### SHORT TASK
Below are records; extract exactly the lines from the one containing "Reverse-engineer this chart into JSON." through the last, both included, and keep the pictures out.

Dataset items:
◆ ◆ ◆ ◆ ◆

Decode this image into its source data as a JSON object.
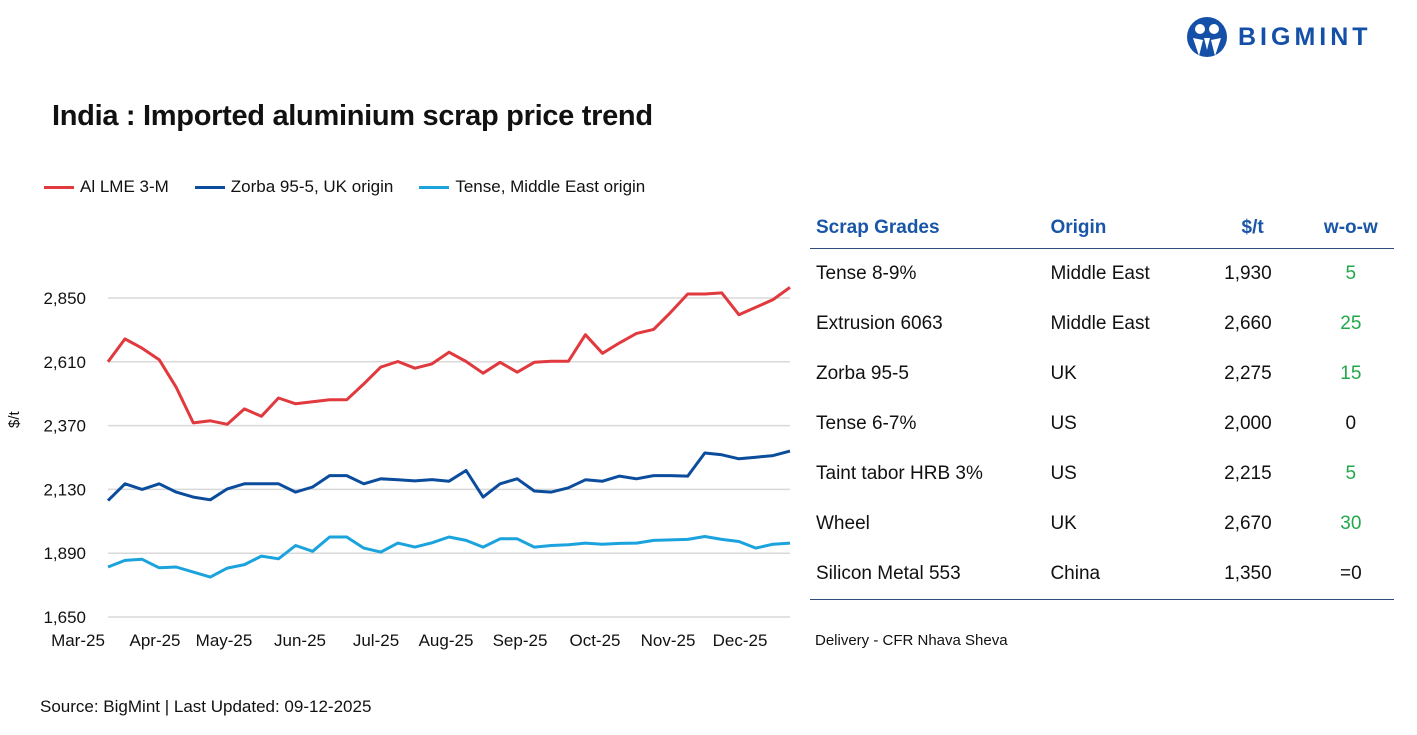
{
  "title": "India : Imported aluminium scrap price trend",
  "logo": {
    "text": "BIGMINT",
    "color": "#1450a8"
  },
  "source": "Source: BigMint | Last Updated: 09-12-2025",
  "chart_data": {
    "type": "line",
    "title": "India : Imported aluminium scrap price trend",
    "ylabel": "$/t",
    "xlabel": "",
    "ylim": [
      1650,
      2850
    ],
    "yticks": [
      "1,650",
      "1,890",
      "2,130",
      "2,370",
      "2,610",
      "2,850"
    ],
    "ytick_values": [
      1650,
      1890,
      2130,
      2370,
      2610,
      2850
    ],
    "xtick_labels": [
      "Mar-25",
      "Apr-25",
      "May-25",
      "Jun-25",
      "Jul-25",
      "Aug-25",
      "Sep-25",
      "Oct-25",
      "Nov-25",
      "Dec-25"
    ],
    "grid": true,
    "legend_position": "top-left",
    "series": [
      {
        "name": "Al LME 3-M",
        "color": "#e0393e",
        "values": [
          2610,
          2696,
          2661,
          2618,
          2514,
          2380,
          2388,
          2375,
          2433,
          2405,
          2474,
          2452,
          2460,
          2467,
          2467,
          2527,
          2590,
          2611,
          2586,
          2602,
          2646,
          2611,
          2567,
          2608,
          2571,
          2608,
          2612,
          2612,
          2712,
          2642,
          2681,
          2717,
          2732,
          2796,
          2865,
          2865,
          2869,
          2787,
          2815,
          2844,
          2890
        ]
      },
      {
        "name": "Zorba 95-5, UK origin",
        "color": "#0b4d9c",
        "values": [
          2088,
          2151,
          2130,
          2151,
          2120,
          2101,
          2091,
          2132,
          2151,
          2151,
          2151,
          2120,
          2139,
          2182,
          2182,
          2151,
          2170,
          2166,
          2162,
          2167,
          2161,
          2201,
          2101,
          2151,
          2170,
          2124,
          2120,
          2136,
          2166,
          2161,
          2180,
          2170,
          2182,
          2182,
          2180,
          2267,
          2260,
          2245,
          2251,
          2257,
          2274
        ]
      },
      {
        "name": "Tense, Middle East origin",
        "color": "#1aa3dc",
        "values": [
          1838,
          1863,
          1867,
          1835,
          1838,
          1819,
          1800,
          1834,
          1847,
          1879,
          1869,
          1919,
          1897,
          1951,
          1951,
          1909,
          1894,
          1928,
          1913,
          1929,
          1951,
          1938,
          1913,
          1944,
          1944,
          1913,
          1919,
          1922,
          1928,
          1924,
          1927,
          1928,
          1938,
          1940,
          1942,
          1953,
          1942,
          1934,
          1909,
          1924,
          1928
        ]
      }
    ]
  },
  "table": {
    "headers": [
      "Scrap Grades",
      "Origin",
      "$/t",
      "w-o-w"
    ],
    "rows": [
      {
        "grade": "Tense 8-9%",
        "origin": "Middle East",
        "price": "1,930",
        "wow": "5",
        "positive": true
      },
      {
        "grade": "Extrusion 6063",
        "origin": "Middle East",
        "price": "2,660",
        "wow": "25",
        "positive": true
      },
      {
        "grade": "Zorba 95-5",
        "origin": "UK",
        "price": "2,275",
        "wow": "15",
        "positive": true
      },
      {
        "grade": "Tense 6-7%",
        "origin": "US",
        "price": "2,000",
        "wow": "0",
        "positive": false
      },
      {
        "grade": "Taint tabor HRB 3%",
        "origin": "US",
        "price": "2,215",
        "wow": "5",
        "positive": true
      },
      {
        "grade": "Wheel",
        "origin": "UK",
        "price": "2,670",
        "wow": "30",
        "positive": true
      },
      {
        "grade": "Silicon Metal 553",
        "origin": "China",
        "price": "1,350",
        "wow": "=0",
        "positive": false
      }
    ],
    "note": "Delivery - CFR Nhava Sheva",
    "header_color": "#1a56a8",
    "positive_color": "#22a84a"
  }
}
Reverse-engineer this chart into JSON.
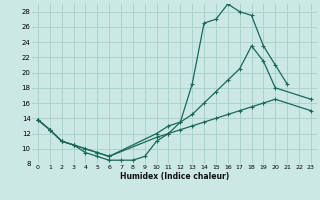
{
  "xlabel": "Humidex (Indice chaleur)",
  "bg_color": "#cce8e4",
  "grid_color": "#aad4cc",
  "line_color": "#1a6858",
  "xlim": [
    -0.5,
    23.5
  ],
  "ylim": [
    8,
    29
  ],
  "xticks": [
    0,
    1,
    2,
    3,
    4,
    5,
    6,
    7,
    8,
    9,
    10,
    11,
    12,
    13,
    14,
    15,
    16,
    17,
    18,
    19,
    20,
    21,
    22,
    23
  ],
  "yticks": [
    8,
    10,
    12,
    14,
    16,
    18,
    20,
    22,
    24,
    26,
    28
  ],
  "line1_x": [
    0,
    1,
    2,
    3,
    4,
    5,
    6,
    7,
    8,
    9,
    10,
    11,
    12,
    13,
    14,
    15,
    16,
    17,
    18,
    19,
    20,
    21
  ],
  "line1_y": [
    13.8,
    12.5,
    11.0,
    10.5,
    9.5,
    9.0,
    8.5,
    8.5,
    8.5,
    9.0,
    11.0,
    12.0,
    13.5,
    18.5,
    26.5,
    27.0,
    29.0,
    28.0,
    27.5,
    23.5,
    21.0,
    18.5
  ],
  "line2_x": [
    0,
    1,
    2,
    3,
    4,
    5,
    6,
    10,
    11,
    12,
    13,
    14,
    15,
    16,
    17,
    18,
    19,
    20,
    23
  ],
  "line2_y": [
    13.8,
    12.5,
    11.0,
    10.5,
    10.0,
    9.5,
    9.0,
    12.0,
    13.0,
    13.5,
    14.5,
    16.0,
    17.5,
    19.0,
    20.5,
    23.5,
    21.5,
    18.0,
    16.5
  ],
  "line3_x": [
    0,
    1,
    2,
    3,
    4,
    5,
    6,
    10,
    11,
    12,
    13,
    14,
    15,
    16,
    17,
    18,
    19,
    20,
    23
  ],
  "line3_y": [
    13.8,
    12.5,
    11.0,
    10.5,
    10.0,
    9.5,
    9.0,
    11.5,
    12.0,
    12.5,
    13.0,
    13.5,
    14.0,
    14.5,
    15.0,
    15.5,
    16.0,
    16.5,
    15.0
  ]
}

◆ ◆ ◆ ◆ ◆

### OUTPUT OF THE TASK
Reverse-engineer this chart into JSON.
{
  "xlabel": "Humidex (Indice chaleur)",
  "bg_color": "#cce8e4",
  "grid_color": "#aad4cc",
  "line_color": "#1a6858",
  "xlim": [
    -0.5,
    23.5
  ],
  "ylim": [
    8,
    29
  ],
  "xticks": [
    0,
    1,
    2,
    3,
    4,
    5,
    6,
    7,
    8,
    9,
    10,
    11,
    12,
    13,
    14,
    15,
    16,
    17,
    18,
    19,
    20,
    21,
    22,
    23
  ],
  "yticks": [
    8,
    10,
    12,
    14,
    16,
    18,
    20,
    22,
    24,
    26,
    28
  ],
  "line1_x": [
    0,
    1,
    2,
    3,
    4,
    5,
    6,
    7,
    8,
    9,
    10,
    11,
    12,
    13,
    14,
    15,
    16,
    17,
    18,
    19,
    20,
    21
  ],
  "line1_y": [
    13.8,
    12.5,
    11.0,
    10.5,
    9.5,
    9.0,
    8.5,
    8.5,
    8.5,
    9.0,
    11.0,
    12.0,
    13.5,
    18.5,
    26.5,
    27.0,
    29.0,
    28.0,
    27.5,
    23.5,
    21.0,
    18.5
  ],
  "line2_x": [
    0,
    1,
    2,
    3,
    4,
    5,
    6,
    10,
    11,
    12,
    13,
    14,
    15,
    16,
    17,
    18,
    19,
    20,
    23
  ],
  "line2_y": [
    13.8,
    12.5,
    11.0,
    10.5,
    10.0,
    9.5,
    9.0,
    12.0,
    13.0,
    13.5,
    14.5,
    16.0,
    17.5,
    19.0,
    20.5,
    23.5,
    21.5,
    18.0,
    16.5
  ],
  "line3_x": [
    0,
    1,
    2,
    3,
    4,
    5,
    6,
    10,
    11,
    12,
    13,
    14,
    15,
    16,
    17,
    18,
    19,
    20,
    23
  ],
  "line3_y": [
    13.8,
    12.5,
    11.0,
    10.5,
    10.0,
    9.5,
    9.0,
    11.5,
    12.0,
    12.5,
    13.0,
    13.5,
    14.0,
    14.5,
    15.0,
    15.5,
    16.0,
    16.5,
    15.0
  ]
}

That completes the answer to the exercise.